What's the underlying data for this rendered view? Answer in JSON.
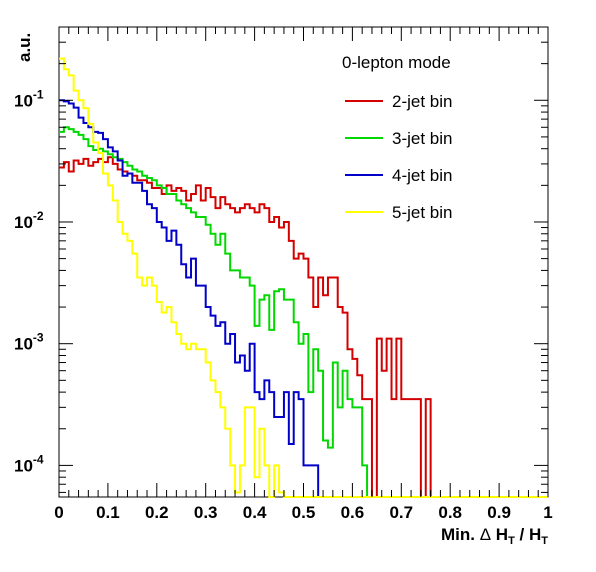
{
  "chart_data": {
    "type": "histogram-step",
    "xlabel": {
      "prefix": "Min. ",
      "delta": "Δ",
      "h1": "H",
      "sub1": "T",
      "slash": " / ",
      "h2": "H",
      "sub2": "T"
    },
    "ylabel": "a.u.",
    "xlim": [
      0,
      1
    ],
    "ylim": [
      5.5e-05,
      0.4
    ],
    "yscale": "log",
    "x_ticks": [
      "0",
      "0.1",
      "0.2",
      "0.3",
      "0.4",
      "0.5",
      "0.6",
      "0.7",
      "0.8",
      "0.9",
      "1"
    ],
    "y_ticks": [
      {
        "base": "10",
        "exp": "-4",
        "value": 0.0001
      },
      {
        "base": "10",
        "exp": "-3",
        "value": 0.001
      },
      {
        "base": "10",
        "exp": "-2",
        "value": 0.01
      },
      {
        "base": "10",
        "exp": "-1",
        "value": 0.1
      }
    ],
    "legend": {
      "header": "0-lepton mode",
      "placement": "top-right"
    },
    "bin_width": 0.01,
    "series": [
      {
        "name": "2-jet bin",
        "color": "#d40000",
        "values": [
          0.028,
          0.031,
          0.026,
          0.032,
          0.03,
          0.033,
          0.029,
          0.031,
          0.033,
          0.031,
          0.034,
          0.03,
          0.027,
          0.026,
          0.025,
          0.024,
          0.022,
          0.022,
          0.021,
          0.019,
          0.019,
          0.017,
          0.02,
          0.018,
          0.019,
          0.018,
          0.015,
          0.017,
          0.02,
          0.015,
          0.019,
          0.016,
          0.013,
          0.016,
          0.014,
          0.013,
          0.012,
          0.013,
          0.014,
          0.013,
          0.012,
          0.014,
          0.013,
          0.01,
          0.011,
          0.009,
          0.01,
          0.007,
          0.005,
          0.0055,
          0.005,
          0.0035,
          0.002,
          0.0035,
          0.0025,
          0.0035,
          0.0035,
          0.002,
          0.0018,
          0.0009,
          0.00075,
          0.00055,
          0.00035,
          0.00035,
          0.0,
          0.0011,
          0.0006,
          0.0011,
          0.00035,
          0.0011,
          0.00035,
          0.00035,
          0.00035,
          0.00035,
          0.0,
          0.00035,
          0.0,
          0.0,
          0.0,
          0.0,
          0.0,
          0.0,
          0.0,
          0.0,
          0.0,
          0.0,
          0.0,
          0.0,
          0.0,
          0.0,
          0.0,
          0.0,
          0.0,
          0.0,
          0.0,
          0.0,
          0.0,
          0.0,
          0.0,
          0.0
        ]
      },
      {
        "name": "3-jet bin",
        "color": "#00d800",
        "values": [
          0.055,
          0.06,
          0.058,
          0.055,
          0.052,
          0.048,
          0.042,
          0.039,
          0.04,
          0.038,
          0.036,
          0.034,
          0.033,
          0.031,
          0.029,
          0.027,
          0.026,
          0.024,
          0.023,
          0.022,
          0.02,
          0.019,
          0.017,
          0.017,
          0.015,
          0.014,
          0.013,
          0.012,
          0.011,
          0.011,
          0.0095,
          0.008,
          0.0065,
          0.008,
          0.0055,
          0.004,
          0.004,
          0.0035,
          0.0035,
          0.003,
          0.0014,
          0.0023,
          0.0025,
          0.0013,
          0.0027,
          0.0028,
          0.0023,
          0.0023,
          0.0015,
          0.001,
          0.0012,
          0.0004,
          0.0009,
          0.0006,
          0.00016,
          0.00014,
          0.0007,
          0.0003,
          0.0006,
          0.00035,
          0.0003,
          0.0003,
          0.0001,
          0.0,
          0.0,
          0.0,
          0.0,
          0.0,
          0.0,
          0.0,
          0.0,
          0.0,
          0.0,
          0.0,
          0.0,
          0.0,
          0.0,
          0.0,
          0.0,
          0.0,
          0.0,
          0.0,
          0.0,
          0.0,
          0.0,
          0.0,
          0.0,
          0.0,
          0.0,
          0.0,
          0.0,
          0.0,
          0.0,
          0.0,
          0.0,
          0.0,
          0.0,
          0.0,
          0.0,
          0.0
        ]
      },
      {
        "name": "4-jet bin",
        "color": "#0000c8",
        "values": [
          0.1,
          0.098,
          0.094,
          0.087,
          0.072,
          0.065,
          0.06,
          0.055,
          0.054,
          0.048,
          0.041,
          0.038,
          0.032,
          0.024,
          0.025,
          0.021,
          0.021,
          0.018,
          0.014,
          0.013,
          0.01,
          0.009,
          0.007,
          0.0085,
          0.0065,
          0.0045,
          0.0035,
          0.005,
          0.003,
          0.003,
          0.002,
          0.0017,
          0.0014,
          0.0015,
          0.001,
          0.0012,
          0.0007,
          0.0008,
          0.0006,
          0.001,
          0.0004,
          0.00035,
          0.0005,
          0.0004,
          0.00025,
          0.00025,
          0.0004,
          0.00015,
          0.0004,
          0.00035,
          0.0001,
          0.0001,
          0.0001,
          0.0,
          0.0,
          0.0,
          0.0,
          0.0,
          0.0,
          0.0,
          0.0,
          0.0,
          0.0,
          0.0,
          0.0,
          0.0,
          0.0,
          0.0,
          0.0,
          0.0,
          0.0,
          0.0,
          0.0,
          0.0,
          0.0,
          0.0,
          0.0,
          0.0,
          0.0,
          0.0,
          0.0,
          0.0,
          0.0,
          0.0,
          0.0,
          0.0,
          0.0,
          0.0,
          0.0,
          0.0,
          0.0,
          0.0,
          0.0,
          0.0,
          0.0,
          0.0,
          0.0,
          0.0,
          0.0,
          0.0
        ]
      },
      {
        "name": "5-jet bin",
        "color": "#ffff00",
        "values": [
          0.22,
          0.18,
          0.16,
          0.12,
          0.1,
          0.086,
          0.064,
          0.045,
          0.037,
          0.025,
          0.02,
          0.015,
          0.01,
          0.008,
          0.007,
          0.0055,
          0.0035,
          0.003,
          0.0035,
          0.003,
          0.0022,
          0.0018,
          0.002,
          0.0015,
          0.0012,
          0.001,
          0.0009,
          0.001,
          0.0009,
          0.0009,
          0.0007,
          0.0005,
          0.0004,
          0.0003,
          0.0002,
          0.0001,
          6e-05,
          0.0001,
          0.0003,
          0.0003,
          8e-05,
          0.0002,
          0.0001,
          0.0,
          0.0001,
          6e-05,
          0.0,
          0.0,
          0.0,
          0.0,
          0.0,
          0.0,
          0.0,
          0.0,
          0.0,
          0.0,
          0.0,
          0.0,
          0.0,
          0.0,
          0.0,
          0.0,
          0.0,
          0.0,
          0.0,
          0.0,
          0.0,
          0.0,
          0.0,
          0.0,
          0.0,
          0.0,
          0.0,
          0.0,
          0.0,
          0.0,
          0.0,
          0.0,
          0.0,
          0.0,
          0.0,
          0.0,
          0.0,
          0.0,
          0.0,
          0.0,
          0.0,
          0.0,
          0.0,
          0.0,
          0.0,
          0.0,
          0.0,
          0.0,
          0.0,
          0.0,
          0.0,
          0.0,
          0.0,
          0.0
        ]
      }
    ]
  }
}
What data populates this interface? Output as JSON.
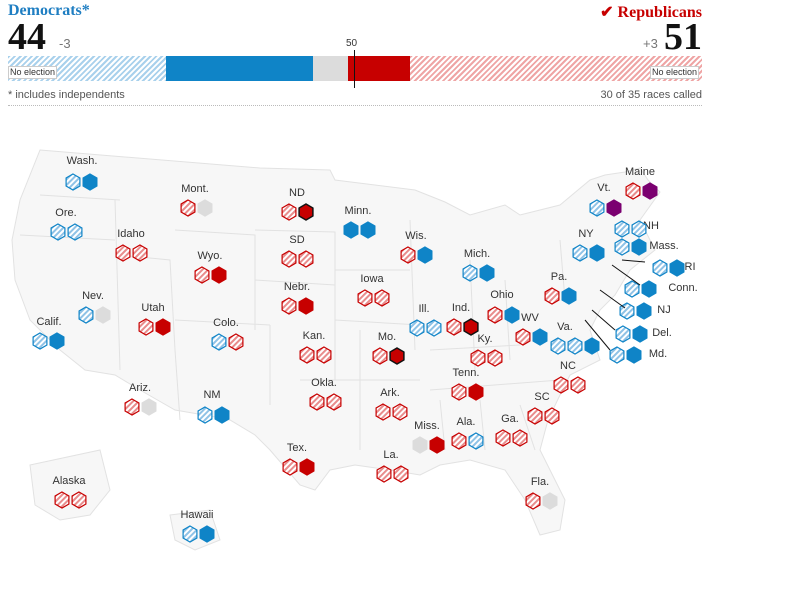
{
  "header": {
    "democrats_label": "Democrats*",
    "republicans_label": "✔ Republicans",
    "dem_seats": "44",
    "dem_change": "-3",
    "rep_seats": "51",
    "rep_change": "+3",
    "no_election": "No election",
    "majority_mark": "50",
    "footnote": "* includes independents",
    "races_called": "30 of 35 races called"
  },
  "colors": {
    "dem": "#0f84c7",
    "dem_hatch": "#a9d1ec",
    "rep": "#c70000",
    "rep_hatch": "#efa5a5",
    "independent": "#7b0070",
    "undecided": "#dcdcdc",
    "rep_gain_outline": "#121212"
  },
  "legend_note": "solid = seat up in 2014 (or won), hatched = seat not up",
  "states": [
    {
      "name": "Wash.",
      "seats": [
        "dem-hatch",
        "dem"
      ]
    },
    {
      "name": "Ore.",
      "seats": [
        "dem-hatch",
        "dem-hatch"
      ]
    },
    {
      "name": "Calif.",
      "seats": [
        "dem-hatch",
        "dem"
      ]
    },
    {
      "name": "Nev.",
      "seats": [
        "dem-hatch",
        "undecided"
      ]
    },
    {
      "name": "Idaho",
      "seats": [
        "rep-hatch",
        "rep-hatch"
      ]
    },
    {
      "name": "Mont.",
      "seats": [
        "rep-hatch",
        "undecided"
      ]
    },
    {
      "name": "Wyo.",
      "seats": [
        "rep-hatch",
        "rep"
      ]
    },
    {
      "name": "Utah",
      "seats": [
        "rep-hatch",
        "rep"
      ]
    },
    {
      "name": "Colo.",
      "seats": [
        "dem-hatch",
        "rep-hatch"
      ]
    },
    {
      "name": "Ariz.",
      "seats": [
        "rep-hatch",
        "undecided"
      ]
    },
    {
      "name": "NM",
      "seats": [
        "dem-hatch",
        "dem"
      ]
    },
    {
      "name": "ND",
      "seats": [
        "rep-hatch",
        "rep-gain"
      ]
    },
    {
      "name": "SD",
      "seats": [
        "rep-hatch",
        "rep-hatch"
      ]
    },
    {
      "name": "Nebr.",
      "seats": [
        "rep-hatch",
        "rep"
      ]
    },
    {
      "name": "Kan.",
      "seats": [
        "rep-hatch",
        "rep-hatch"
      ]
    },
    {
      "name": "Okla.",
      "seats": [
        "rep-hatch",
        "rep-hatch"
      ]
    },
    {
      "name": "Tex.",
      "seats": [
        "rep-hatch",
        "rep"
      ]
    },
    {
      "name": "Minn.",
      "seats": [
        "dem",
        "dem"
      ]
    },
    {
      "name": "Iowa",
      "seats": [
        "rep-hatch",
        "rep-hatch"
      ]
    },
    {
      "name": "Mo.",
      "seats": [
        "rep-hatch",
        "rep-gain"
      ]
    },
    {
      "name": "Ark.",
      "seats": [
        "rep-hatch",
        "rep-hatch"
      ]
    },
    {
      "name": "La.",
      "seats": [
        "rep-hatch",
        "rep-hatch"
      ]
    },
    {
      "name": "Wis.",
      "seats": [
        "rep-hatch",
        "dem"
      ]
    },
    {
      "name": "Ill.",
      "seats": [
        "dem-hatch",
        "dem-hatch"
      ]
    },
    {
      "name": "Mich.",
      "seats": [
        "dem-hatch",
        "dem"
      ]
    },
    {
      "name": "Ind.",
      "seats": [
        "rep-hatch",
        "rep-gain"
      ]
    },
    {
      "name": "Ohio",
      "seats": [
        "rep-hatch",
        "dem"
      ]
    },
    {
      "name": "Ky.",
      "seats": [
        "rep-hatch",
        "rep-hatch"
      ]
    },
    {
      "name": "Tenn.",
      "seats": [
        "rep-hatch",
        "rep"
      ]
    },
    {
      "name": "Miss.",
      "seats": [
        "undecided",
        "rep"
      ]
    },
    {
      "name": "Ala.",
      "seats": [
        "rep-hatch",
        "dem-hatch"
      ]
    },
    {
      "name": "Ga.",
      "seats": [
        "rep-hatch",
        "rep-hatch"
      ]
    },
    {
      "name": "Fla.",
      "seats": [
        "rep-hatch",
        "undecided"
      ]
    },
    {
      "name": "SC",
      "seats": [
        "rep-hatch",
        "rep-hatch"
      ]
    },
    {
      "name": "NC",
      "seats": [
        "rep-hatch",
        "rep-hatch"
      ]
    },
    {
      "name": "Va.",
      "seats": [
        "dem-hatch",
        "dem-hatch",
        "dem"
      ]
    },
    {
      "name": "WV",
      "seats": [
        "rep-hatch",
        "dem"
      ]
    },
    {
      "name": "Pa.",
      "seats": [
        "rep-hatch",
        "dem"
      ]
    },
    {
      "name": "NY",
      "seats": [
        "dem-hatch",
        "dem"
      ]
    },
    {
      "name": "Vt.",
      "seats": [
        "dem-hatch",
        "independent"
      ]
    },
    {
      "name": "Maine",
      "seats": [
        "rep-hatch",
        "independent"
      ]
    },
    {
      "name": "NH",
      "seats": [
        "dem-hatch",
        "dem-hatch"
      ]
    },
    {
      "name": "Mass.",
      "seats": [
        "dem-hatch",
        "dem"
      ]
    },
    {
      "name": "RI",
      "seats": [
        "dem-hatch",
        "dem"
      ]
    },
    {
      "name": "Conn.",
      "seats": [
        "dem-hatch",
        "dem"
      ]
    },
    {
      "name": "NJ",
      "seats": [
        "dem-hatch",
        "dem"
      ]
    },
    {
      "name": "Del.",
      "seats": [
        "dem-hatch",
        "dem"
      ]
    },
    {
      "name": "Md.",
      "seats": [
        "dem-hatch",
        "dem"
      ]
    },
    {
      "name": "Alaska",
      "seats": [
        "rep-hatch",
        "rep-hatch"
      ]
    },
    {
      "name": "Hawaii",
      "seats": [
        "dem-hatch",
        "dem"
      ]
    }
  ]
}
*-*-*
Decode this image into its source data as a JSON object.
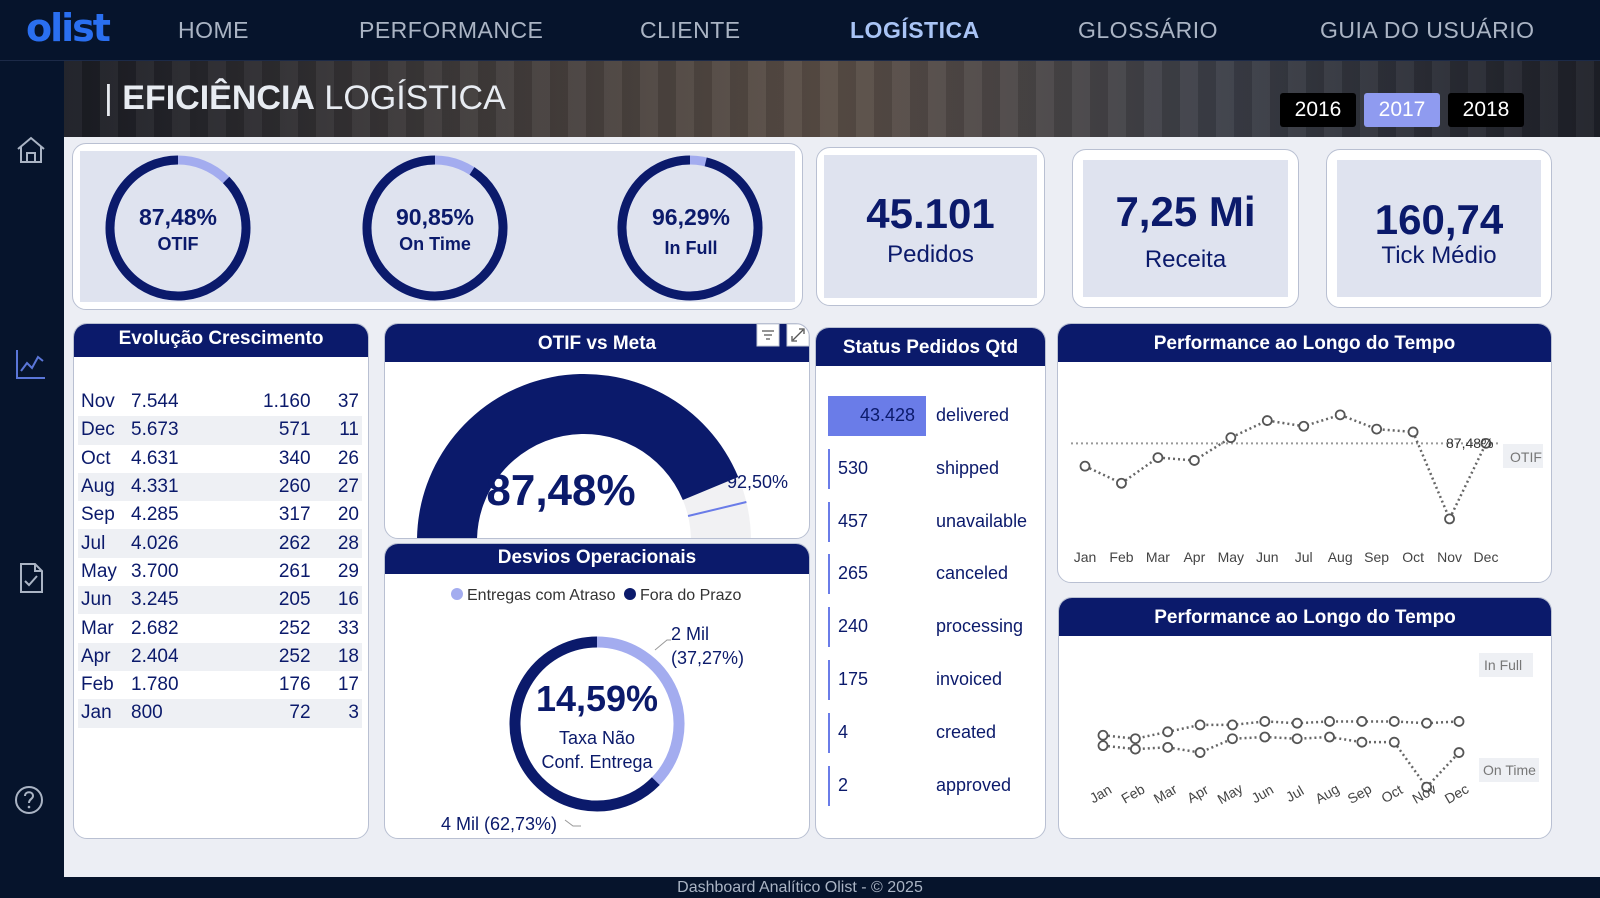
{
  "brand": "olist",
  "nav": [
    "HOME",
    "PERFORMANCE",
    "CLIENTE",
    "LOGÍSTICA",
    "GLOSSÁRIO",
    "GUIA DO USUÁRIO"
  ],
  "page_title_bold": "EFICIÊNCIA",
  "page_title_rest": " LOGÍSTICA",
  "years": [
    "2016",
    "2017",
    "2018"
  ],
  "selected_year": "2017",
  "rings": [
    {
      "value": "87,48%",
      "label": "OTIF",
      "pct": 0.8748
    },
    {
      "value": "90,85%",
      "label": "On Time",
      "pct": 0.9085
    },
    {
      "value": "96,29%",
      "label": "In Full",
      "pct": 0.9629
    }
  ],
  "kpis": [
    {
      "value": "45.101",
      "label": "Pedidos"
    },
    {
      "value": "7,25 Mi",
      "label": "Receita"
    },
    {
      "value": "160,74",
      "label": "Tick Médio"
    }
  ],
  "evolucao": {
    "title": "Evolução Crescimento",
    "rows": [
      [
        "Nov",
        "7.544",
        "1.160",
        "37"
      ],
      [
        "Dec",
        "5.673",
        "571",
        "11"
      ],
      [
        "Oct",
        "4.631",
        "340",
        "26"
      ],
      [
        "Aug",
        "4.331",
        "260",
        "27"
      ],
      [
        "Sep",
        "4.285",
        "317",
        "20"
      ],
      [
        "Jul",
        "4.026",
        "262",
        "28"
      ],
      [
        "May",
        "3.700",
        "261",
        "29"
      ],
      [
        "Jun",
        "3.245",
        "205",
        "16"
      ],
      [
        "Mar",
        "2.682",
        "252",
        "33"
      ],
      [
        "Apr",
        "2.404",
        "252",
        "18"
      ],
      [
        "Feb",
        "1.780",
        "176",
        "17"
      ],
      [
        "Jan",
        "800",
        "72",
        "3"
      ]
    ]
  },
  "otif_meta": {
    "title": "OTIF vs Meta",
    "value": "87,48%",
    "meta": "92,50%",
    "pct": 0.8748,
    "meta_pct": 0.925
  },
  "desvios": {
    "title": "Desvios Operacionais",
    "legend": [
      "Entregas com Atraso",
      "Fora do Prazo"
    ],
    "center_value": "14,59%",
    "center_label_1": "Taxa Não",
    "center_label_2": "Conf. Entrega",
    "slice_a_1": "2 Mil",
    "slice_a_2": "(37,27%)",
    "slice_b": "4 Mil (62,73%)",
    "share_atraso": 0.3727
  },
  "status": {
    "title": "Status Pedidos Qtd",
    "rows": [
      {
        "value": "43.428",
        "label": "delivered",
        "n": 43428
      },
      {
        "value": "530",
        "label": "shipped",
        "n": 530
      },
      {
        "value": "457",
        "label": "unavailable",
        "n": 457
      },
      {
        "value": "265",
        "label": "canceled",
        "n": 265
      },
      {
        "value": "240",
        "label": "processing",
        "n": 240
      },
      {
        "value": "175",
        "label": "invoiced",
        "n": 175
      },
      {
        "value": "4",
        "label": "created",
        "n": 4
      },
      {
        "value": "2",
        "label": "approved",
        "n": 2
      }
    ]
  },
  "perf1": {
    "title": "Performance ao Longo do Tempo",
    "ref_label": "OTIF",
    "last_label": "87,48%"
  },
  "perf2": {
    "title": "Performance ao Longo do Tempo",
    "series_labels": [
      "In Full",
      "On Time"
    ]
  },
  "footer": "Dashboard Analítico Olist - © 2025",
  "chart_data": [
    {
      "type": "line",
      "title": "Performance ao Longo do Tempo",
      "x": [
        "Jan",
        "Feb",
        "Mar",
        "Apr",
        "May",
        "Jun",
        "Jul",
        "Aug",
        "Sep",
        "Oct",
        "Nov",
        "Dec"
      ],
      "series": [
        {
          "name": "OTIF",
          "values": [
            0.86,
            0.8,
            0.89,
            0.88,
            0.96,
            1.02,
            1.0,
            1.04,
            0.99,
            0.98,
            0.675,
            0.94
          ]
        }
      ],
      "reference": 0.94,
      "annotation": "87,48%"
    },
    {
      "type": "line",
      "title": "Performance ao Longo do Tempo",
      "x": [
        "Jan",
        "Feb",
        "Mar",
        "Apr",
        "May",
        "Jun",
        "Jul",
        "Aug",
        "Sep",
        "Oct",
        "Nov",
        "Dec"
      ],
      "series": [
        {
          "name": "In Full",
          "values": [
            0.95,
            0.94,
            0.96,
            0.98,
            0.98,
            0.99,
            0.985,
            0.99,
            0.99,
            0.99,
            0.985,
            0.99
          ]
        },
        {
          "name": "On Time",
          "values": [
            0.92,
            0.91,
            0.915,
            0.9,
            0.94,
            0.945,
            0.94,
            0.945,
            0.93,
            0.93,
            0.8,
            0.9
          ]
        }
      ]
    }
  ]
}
*-*-*
**PROBLEM DETAILS**
Pull out every line in the material above where "What" occurs.

**RESPONSE TO THIS TASK**
What's the underlying data for this rendered view? Answer in JSON.
What data populates this interface? Output as JSON.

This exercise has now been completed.